> DIRECTIONS FOR THIS TASK
Print all entries precisely as they are written.

> EXERCISE MATERIALS
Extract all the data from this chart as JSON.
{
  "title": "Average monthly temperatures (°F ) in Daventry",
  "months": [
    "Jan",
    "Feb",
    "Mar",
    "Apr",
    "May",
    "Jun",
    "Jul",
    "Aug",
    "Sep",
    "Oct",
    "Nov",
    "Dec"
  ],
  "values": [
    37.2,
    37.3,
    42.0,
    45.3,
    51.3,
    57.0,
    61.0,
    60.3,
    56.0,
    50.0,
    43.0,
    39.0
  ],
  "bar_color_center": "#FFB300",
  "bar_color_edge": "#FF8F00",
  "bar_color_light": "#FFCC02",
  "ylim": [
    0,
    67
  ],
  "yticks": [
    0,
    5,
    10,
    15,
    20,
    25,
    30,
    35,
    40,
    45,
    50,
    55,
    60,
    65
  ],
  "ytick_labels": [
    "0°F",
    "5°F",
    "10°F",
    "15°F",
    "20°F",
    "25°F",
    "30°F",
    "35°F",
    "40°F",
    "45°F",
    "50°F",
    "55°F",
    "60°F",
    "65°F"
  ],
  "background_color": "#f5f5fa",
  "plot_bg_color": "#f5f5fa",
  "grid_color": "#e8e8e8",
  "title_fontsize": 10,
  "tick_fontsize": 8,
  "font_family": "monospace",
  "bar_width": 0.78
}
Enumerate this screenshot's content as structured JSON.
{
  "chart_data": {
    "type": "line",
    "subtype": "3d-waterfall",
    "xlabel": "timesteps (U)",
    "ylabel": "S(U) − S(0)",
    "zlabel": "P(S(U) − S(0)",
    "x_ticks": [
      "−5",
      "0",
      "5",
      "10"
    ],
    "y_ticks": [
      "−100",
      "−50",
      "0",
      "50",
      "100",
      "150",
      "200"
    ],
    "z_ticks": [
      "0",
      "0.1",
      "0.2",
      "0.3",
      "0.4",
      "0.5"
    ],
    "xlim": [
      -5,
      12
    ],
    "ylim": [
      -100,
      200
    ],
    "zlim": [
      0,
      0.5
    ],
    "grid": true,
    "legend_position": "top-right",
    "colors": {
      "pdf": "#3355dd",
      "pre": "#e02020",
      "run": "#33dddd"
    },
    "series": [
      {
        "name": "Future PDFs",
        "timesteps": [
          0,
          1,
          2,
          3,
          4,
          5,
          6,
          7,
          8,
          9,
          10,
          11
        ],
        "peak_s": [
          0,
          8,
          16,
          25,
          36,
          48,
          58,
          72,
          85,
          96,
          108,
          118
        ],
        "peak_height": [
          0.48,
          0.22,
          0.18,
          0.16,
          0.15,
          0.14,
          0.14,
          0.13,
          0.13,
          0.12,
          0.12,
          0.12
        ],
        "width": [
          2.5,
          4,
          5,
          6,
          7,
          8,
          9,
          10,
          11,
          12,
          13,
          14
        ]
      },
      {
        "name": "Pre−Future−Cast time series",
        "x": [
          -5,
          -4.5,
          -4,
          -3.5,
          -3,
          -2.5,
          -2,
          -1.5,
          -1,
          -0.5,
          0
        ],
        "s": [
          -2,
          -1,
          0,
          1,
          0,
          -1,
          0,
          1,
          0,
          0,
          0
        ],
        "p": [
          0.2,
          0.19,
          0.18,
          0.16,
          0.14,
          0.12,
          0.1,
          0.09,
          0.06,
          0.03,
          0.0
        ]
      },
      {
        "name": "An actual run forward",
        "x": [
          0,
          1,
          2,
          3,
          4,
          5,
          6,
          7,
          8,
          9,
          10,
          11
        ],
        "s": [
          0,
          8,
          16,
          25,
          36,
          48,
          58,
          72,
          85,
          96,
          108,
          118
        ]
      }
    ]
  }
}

> COMPLETED TASK
Extract all the data from this chart as JSON.
{
  "title": "Average monthly temperatures (°F ) in Daventry",
  "months": [
    "Jan",
    "Feb",
    "Mar",
    "Apr",
    "May",
    "Jun",
    "Jul",
    "Aug",
    "Sep",
    "Oct",
    "Nov",
    "Dec"
  ],
  "values": [
    37.2,
    37.3,
    42.0,
    45.3,
    51.3,
    57.0,
    61.0,
    60.3,
    56.0,
    50.0,
    43.0,
    39.0
  ],
  "bar_color_center": "#FFB300",
  "bar_color_edge": "#FF8F00",
  "bar_color_light": "#FFCC02",
  "ylim": [
    0,
    67
  ],
  "yticks": [
    0,
    5,
    10,
    15,
    20,
    25,
    30,
    35,
    40,
    45,
    50,
    55,
    60,
    65
  ],
  "ytick_labels": [
    "0°F",
    "5°F",
    "10°F",
    "15°F",
    "20°F",
    "25°F",
    "30°F",
    "35°F",
    "40°F",
    "45°F",
    "50°F",
    "55°F",
    "60°F",
    "65°F"
  ],
  "background_color": "#f5f5fa",
  "plot_bg_color": "#f5f5fa",
  "grid_color": "#e8e8e8",
  "title_fontsize": 10,
  "tick_fontsize": 8,
  "font_family": "monospace",
  "bar_width": 0.78
}
Enumerate this screenshot's content as structured JSON.
{
  "chart_data": {
    "type": "line",
    "subtype": "3d-waterfall",
    "xlabel": "timesteps (U)",
    "ylabel": "S(U) − S(0)",
    "zlabel": "P(S(U) − S(0)",
    "x_ticks": [
      "−5",
      "0",
      "5",
      "10"
    ],
    "y_ticks": [
      "−100",
      "−50",
      "0",
      "50",
      "100",
      "150",
      "200"
    ],
    "z_ticks": [
      "0",
      "0.1",
      "0.2",
      "0.3",
      "0.4",
      "0.5"
    ],
    "xlim": [
      -5,
      12
    ],
    "ylim": [
      -100,
      200
    ],
    "zlim": [
      0,
      0.5
    ],
    "grid": true,
    "legend_position": "top-right",
    "colors": {
      "pdf": "#3355dd",
      "pre": "#e02020",
      "run": "#33dddd"
    },
    "series": [
      {
        "name": "Future PDFs",
        "timesteps": [
          0,
          1,
          2,
          3,
          4,
          5,
          6,
          7,
          8,
          9,
          10,
          11
        ],
        "peak_s": [
          0,
          8,
          16,
          25,
          36,
          48,
          58,
          72,
          85,
          96,
          108,
          118
        ],
        "peak_height": [
          0.48,
          0.22,
          0.18,
          0.16,
          0.15,
          0.14,
          0.14,
          0.13,
          0.13,
          0.12,
          0.12,
          0.12
        ],
        "width": [
          2.5,
          4,
          5,
          6,
          7,
          8,
          9,
          10,
          11,
          12,
          13,
          14
        ]
      },
      {
        "name": "Pre−Future−Cast time series",
        "x": [
          -5,
          -4.5,
          -4,
          -3.5,
          -3,
          -2.5,
          -2,
          -1.5,
          -1,
          -0.5,
          0
        ],
        "s": [
          -2,
          -1,
          0,
          1,
          0,
          -1,
          0,
          1,
          0,
          0,
          0
        ],
        "p": [
          0.2,
          0.19,
          0.18,
          0.16,
          0.14,
          0.12,
          0.1,
          0.09,
          0.06,
          0.03,
          0.0
        ]
      },
      {
        "name": "An actual run forward",
        "x": [
          0,
          1,
          2,
          3,
          4,
          5,
          6,
          7,
          8,
          9,
          10,
          11
        ],
        "s": [
          0,
          8,
          16,
          25,
          36,
          48,
          58,
          72,
          85,
          96,
          108,
          118
        ]
      }
    ]
  }
}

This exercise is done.